** Start GIVEN ENTRIES **

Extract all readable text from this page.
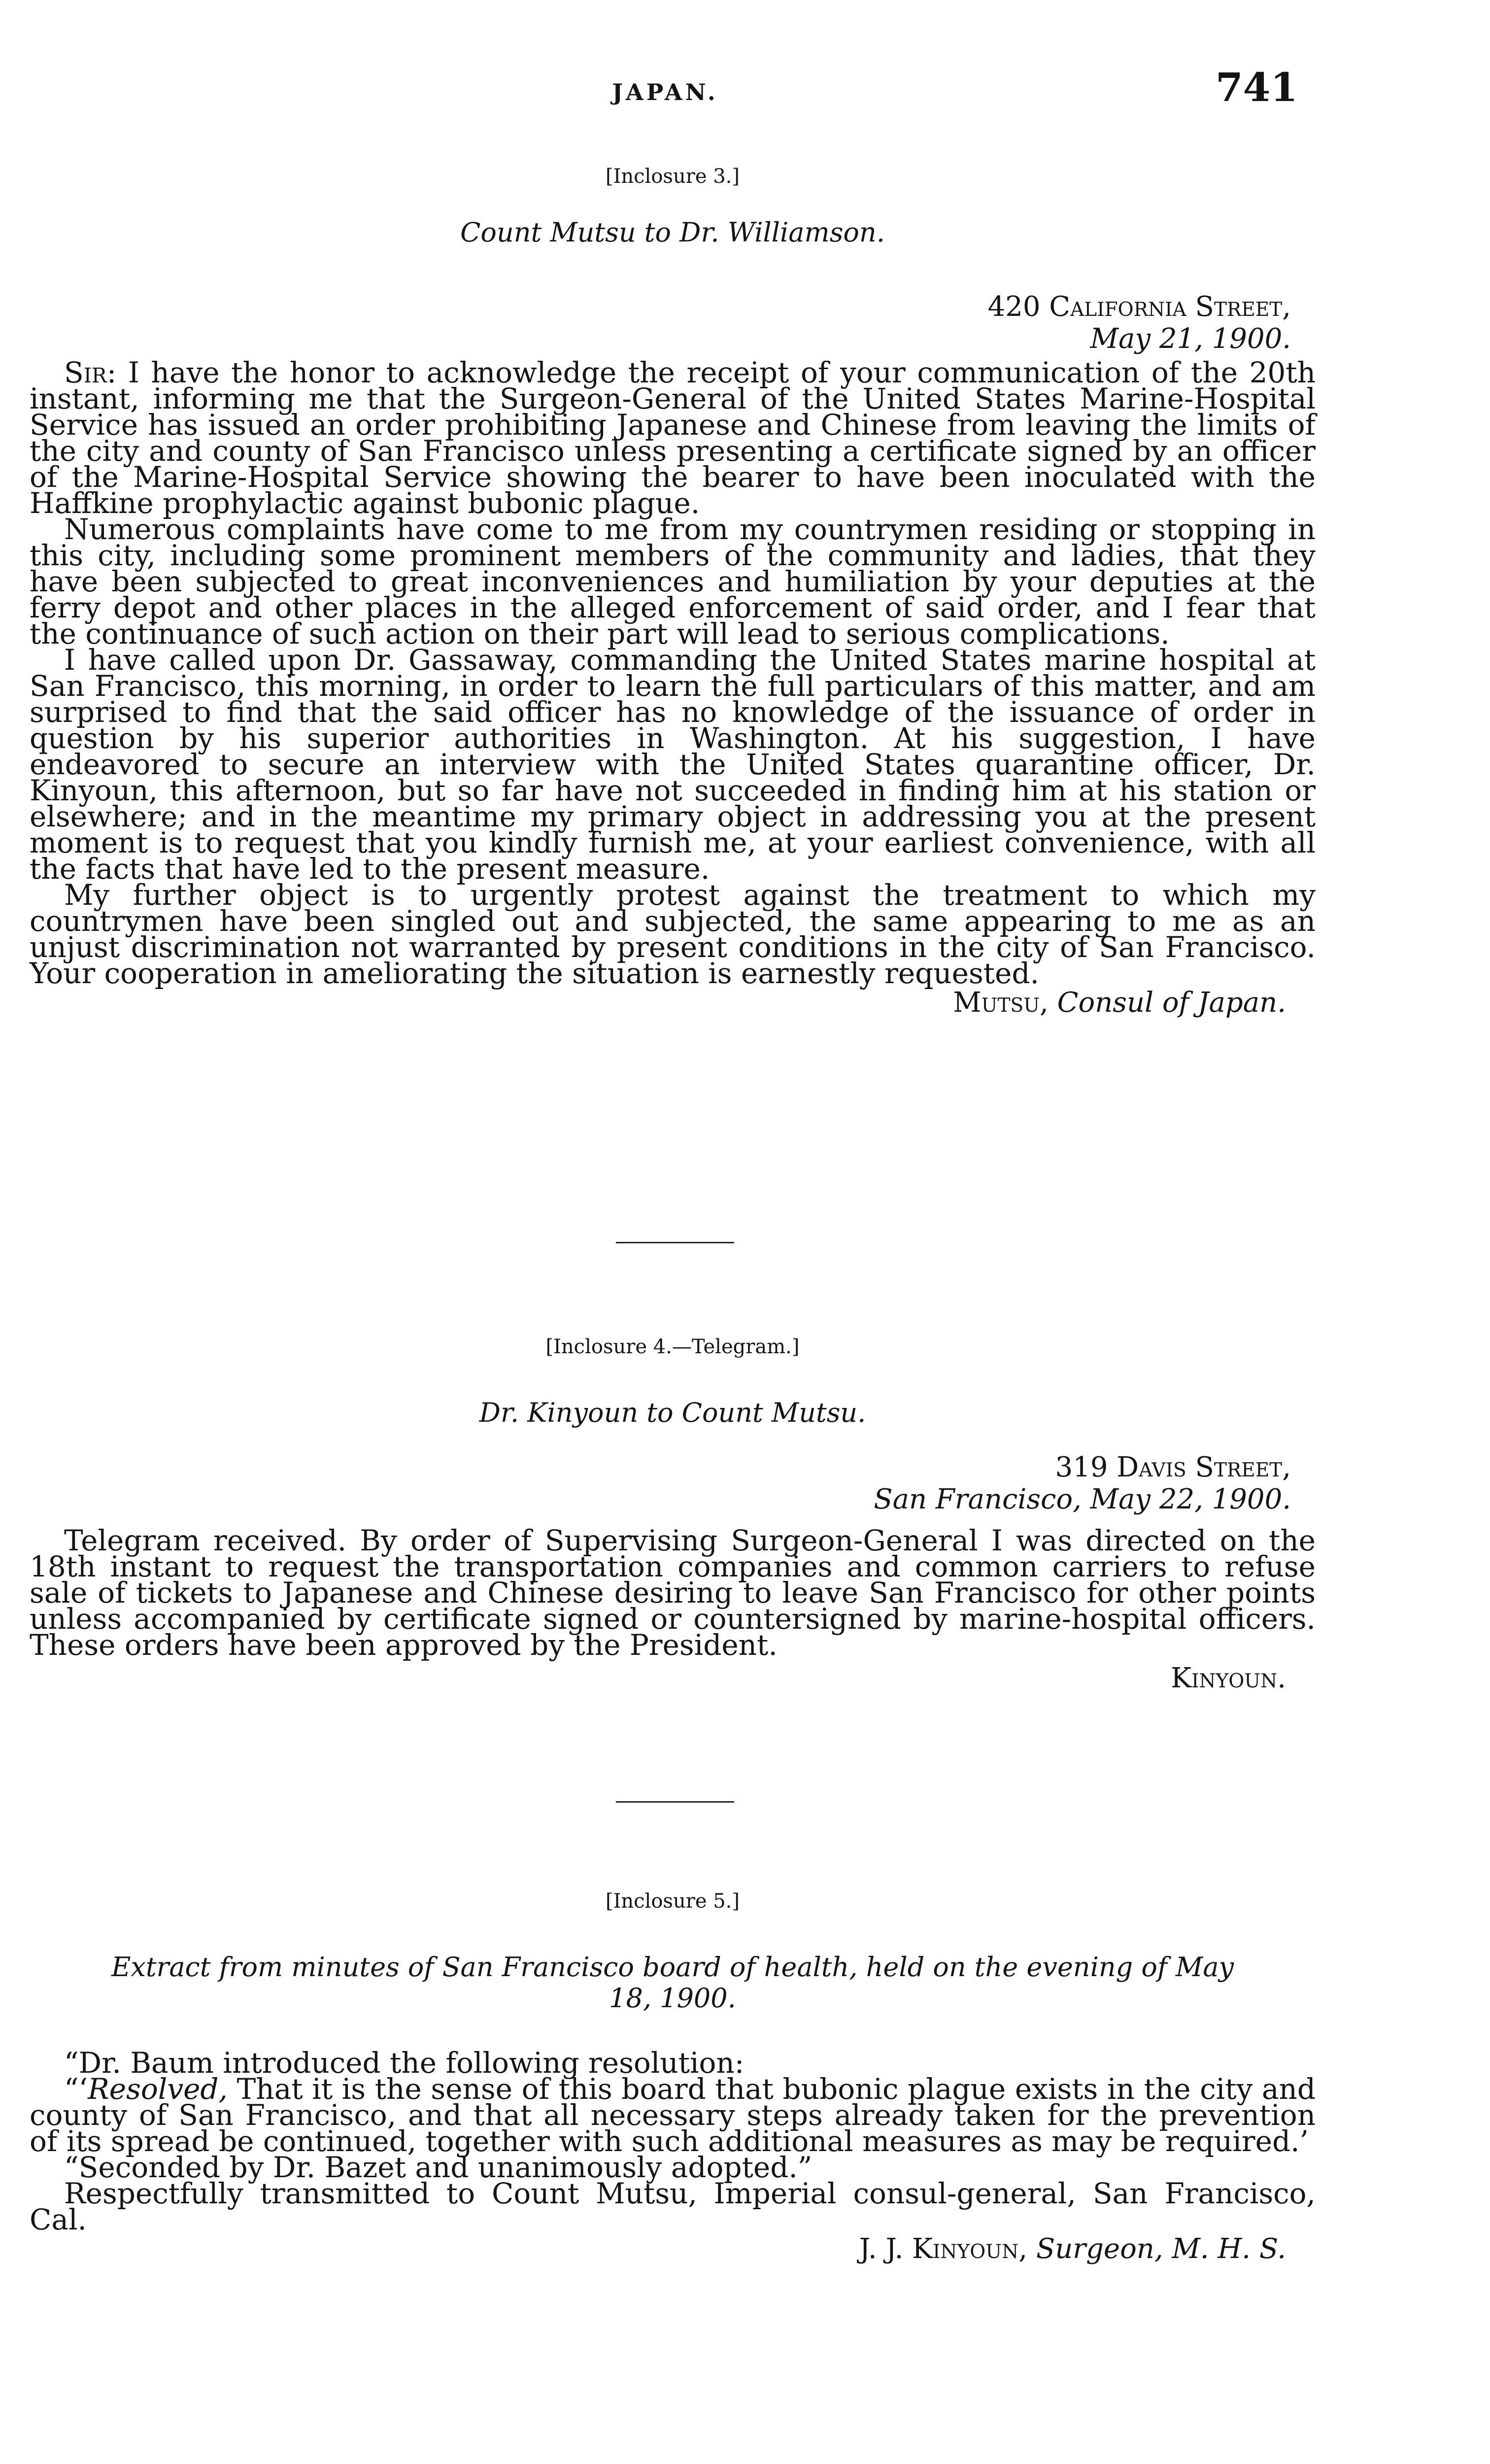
JAPAN.	741
[Inclosure 3.]
Count Mutsu to Dr. Williamson.
420 California Street,
May 21, 1900.

Sir: I have the honor to acknowledge the receipt of your communication of the 20th instant, informing me that the Surgeon-General of the United States Marine-Hospital Service has issued an order prohibiting Japanese and Chinese from leaving the limits of the city and county of San Francisco unless presenting a certificate signed by an officer of the Marine-Hospital Service showing the bearer to have been inoculated with the Haffkine prophylactic against bubonic plague.

Numerous complaints have come to me from my countrymen residing or stopping in this city, including some prominent members of the community and ladies, that they have been subjected to great inconveniences and humiliation by your deputies at the ferry depot and other places in the alleged enforcement of said order, and I fear that the continuance of such action on their part will lead to serious complications.

I have called upon Dr. Gassaway, commanding the United States marine hospital at San Francisco, this morning, in order to learn the full particulars of this matter, and am surprised to find that the said officer has no knowledge of the issuance of order in question by his superior authorities in Washington. At his suggestion, I have endeavored to secure an interview with the United States quarantine officer, Dr. Kinyoun, this afternoon, but so far have not succeeded in finding him at his station or elsewhere; and in the meantime my primary object in addressing you at the present moment is to request that you kindly furnish me, at your earliest convenience, with all the facts that have led to the present measure.

My further object is to urgently protest against the treatment to which my countrymen have been singled out and subjected, the same appearing to me as an unjust discrimination not warranted by present conditions in the city of San Francisco. Your cooperation in ameliorating the situation is earnestly requested.

Mutsu, Consul of Japan.
[Inclosure 4.—Telegram.]
Dr. Kinyoun to Count Mutsu.
319 Davis Street,
San Francisco, May 22, 1900.

Telegram received. By order of Supervising Surgeon-General I was directed on the 18th instant to request the transportation companies and common carriers to refuse sale of tickets to Japanese and Chinese desiring to leave San Francisco for other points unless accompanied by certificate signed or countersigned by marine-hospital officers. These orders have been approved by the President.

Kinyoun.
[Inclosure 5.]
Extract from minutes of San Francisco board of health, held on the evening of May 18, 1900.

“Dr. Baum introduced the following resolution:

“‘Resolved, That it is the sense of this board that bubonic plague exists in the city and county of San Francisco, and that all necessary steps already taken for the prevention of its spread be continued, together with such additional measures as may be required.’

“Seconded by Dr. Bazet and unanimously adopted.”

Respectfully transmitted to Count Mutsu, Imperial consul-general, San Francisco, Cal.

J. J. Kinyoun, Surgeon, M. H. S.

** End GIVEN ENTRIES **

■ **STATED PROBLEM**
Check each line of the records for "been" and copy the ones that contain it.

■ **FULL RESPONSE**
Sir: I have the honor to acknowledge the receipt of your communication of the 20th instant, informing me that the Surgeon-General of the United States Marine-Hospital Service has issued an order prohibiting Japanese and Chinese from leaving the limits of the city and county of San Francisco unless presenting a certificate signed by an officer of the Marine-Hospital Service showing the bearer to have been inoculated with the Haffkine prophylactic against bubonic plague.
Numerous complaints have come to me from my countrymen residing or stopping in this city, including some prominent members of the community and ladies, that they have been subjected to great inconveniences and humiliation by your deputies at the ferry depot and other places in the alleged enforcement of said order, and I fear that the continuance of such action on their part will lead to serious complications.
My further object is to urgently protest against the treatment to which my countrymen have been singled out and subjected, the same appearing to me as an unjust discrimination not warranted by present conditions in the city of San Francisco. Your cooperation in ameliorating the situation is earnestly requested.
Telegram received. By order of Supervising Surgeon-General I was directed on the 18th instant to request the transportation companies and common carriers to refuse sale of tickets to Japanese and Chinese desiring to leave San Francisco for other points unless accompanied by certificate signed or countersigned by marine-hospital officers. These orders have been approved by the President.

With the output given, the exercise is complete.